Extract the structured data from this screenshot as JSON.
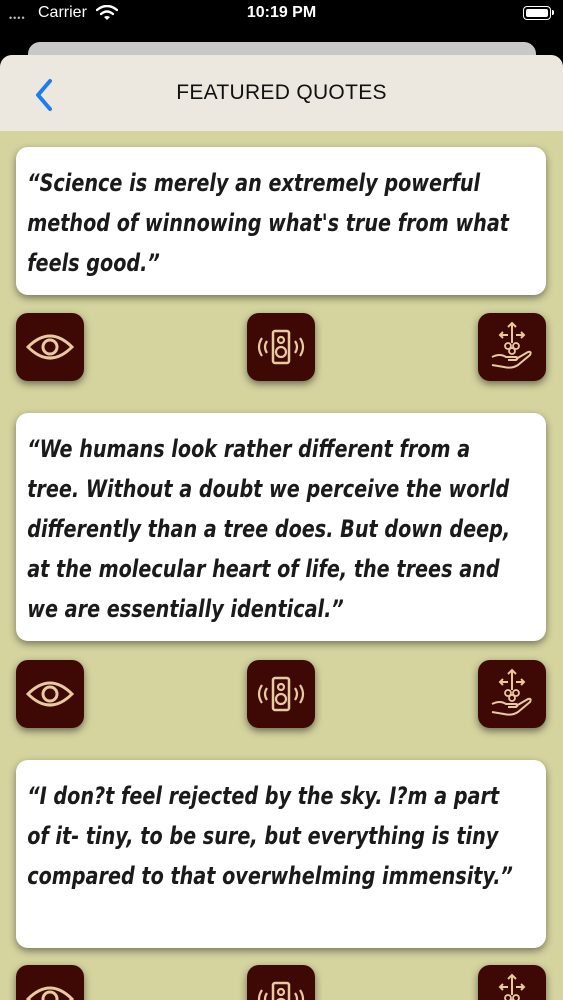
{
  "status_bar": {
    "carrier": "Carrier",
    "time": "10:19 PM"
  },
  "nav": {
    "title": "FEATURED QUOTES",
    "back_icon": "chevron-left-icon",
    "accent": "#1f7cf0"
  },
  "colors": {
    "background": "#d5d49f",
    "card": "#ffffff",
    "button": "#3e0905",
    "icon_stroke": "#e9c9a0"
  },
  "quotes": [
    {
      "text": "“Science is merely an extremely powerful method of winnowing what's true from what feels good.”",
      "actions": [
        "eye-icon",
        "speaker-icon",
        "share-hand-icon"
      ]
    },
    {
      "text": "“We humans look rather different from a tree. Without a doubt we perceive the world differently than a tree does. But down deep, at the molecular heart of life, the trees and we are essentially identical.”",
      "actions": [
        "eye-icon",
        "speaker-icon",
        "share-hand-icon"
      ]
    },
    {
      "text": "“I don?t feel rejected by the sky. I?m a part of it- tiny, to be sure, but everything is tiny compared to that overwhelming immensity.”",
      "actions": [
        "eye-icon",
        "speaker-icon",
        "share-hand-icon"
      ]
    }
  ]
}
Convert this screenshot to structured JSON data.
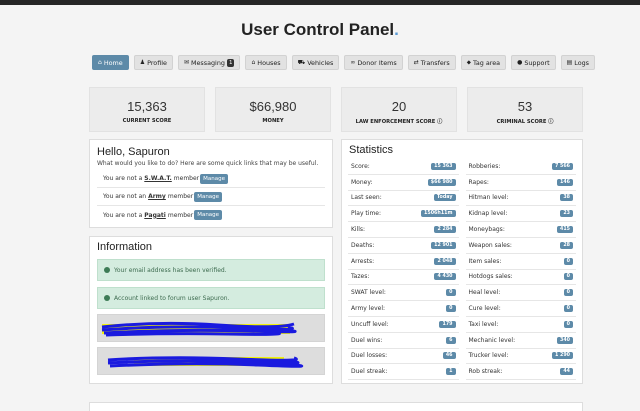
{
  "title": "User Control Panel",
  "title_dot": ".",
  "nav": [
    {
      "label": "Home",
      "icon": "home-icon",
      "glyph": "⌂",
      "active": true
    },
    {
      "label": "Profile",
      "icon": "user-icon",
      "glyph": "♟"
    },
    {
      "label": "Messaging",
      "icon": "envelope-icon",
      "glyph": "✉",
      "badge": "1"
    },
    {
      "label": "Houses",
      "icon": "house-icon",
      "glyph": "⌂"
    },
    {
      "label": "Vehicles",
      "icon": "car-icon",
      "glyph": "⛟"
    },
    {
      "label": "Donor Items",
      "icon": "mask-icon",
      "glyph": "∞"
    },
    {
      "label": "Transfers",
      "icon": "transfer-icon",
      "glyph": "⇄"
    },
    {
      "label": "Tag area",
      "icon": "tag-icon",
      "glyph": "⬥"
    },
    {
      "label": "Support",
      "icon": "chat-icon",
      "glyph": "●"
    },
    {
      "label": "Logs",
      "icon": "file-icon",
      "glyph": "▤"
    }
  ],
  "summary": [
    {
      "value": "15,363",
      "label": "CURRENT SCORE"
    },
    {
      "value": "$66,980",
      "label": "MONEY"
    },
    {
      "value": "20",
      "label": "LAW ENFORCEMENT SCORE ⓘ"
    },
    {
      "value": "53",
      "label": "CRIMINAL SCORE ⓘ"
    }
  ],
  "hello": {
    "title": "Hello, Sapuron",
    "subtitle": "What would you like to do? Here are some quick links that may be useful.",
    "rows": [
      {
        "prefix": "You are not a",
        "org": "S.W.A.T.",
        "suffix": "member",
        "button": "Manage"
      },
      {
        "prefix": "You are not an",
        "org": "Army",
        "suffix": "member",
        "button": "Manage"
      },
      {
        "prefix": "You are not a",
        "org": "Pagati",
        "suffix": "member",
        "button": "Manage"
      }
    ]
  },
  "information": {
    "title": "Information",
    "alerts": [
      "Your email address has been verified.",
      "Account linked to forum user Sapuron."
    ]
  },
  "statistics": {
    "title": "Statistics",
    "left": [
      {
        "label": "Score:",
        "value": "15 363"
      },
      {
        "label": "Money:",
        "value": "$66 980"
      },
      {
        "label": "Last seen:",
        "value": "Today"
      },
      {
        "label": "Play time:",
        "value": "1506h11m"
      },
      {
        "label": "Kills:",
        "value": "2 284"
      },
      {
        "label": "Deaths:",
        "value": "12 901"
      },
      {
        "label": "Arrests:",
        "value": "2 048"
      },
      {
        "label": "Tazes:",
        "value": "4 430"
      },
      {
        "label": "SWAT level:",
        "value": "0"
      },
      {
        "label": "Army level:",
        "value": "0"
      },
      {
        "label": "Uncuff level:",
        "value": "179"
      },
      {
        "label": "Duel wins:",
        "value": "6"
      },
      {
        "label": "Duel losses:",
        "value": "46"
      },
      {
        "label": "Duel streak:",
        "value": "1"
      }
    ],
    "right": [
      {
        "label": "Robberies:",
        "value": "7 566"
      },
      {
        "label": "Rapes:",
        "value": "146"
      },
      {
        "label": "Hitman level:",
        "value": "38"
      },
      {
        "label": "Kidnap level:",
        "value": "23"
      },
      {
        "label": "Moneybags:",
        "value": "415"
      },
      {
        "label": "Weapon sales:",
        "value": "28"
      },
      {
        "label": "Item sales:",
        "value": "0"
      },
      {
        "label": "Hotdogs sales:",
        "value": "0"
      },
      {
        "label": "Heal level:",
        "value": "0"
      },
      {
        "label": "Cure level:",
        "value": "0"
      },
      {
        "label": "Taxi level:",
        "value": "0"
      },
      {
        "label": "Mechanic level:",
        "value": "340"
      },
      {
        "label": "Trucker level:",
        "value": "1 290"
      },
      {
        "label": "Rob streak:",
        "value": "44"
      }
    ]
  },
  "colors": {
    "accent": "#5d8aa8",
    "alert_bg": "#d4ecdf",
    "scribble_blue": "#1a1adf",
    "scribble_yellow": "#f2f20a"
  }
}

....................

Pull out all lines from the listing that contain the string "text".

      "text": "“Science is merely an extremely powerful method of winnowing what's true from what feels good.”",
      "text": "“We humans look rather different from a tree. Without a doubt we perceive the world differently than a tree does. But down deep, at the molecular heart of life, the trees and we are essentially identical.”",
      "text": "“I don?t feel rejected by the sky. I?m a part of it- tiny, to be sure, but everything is tiny compared to that overwhelming immensity.”",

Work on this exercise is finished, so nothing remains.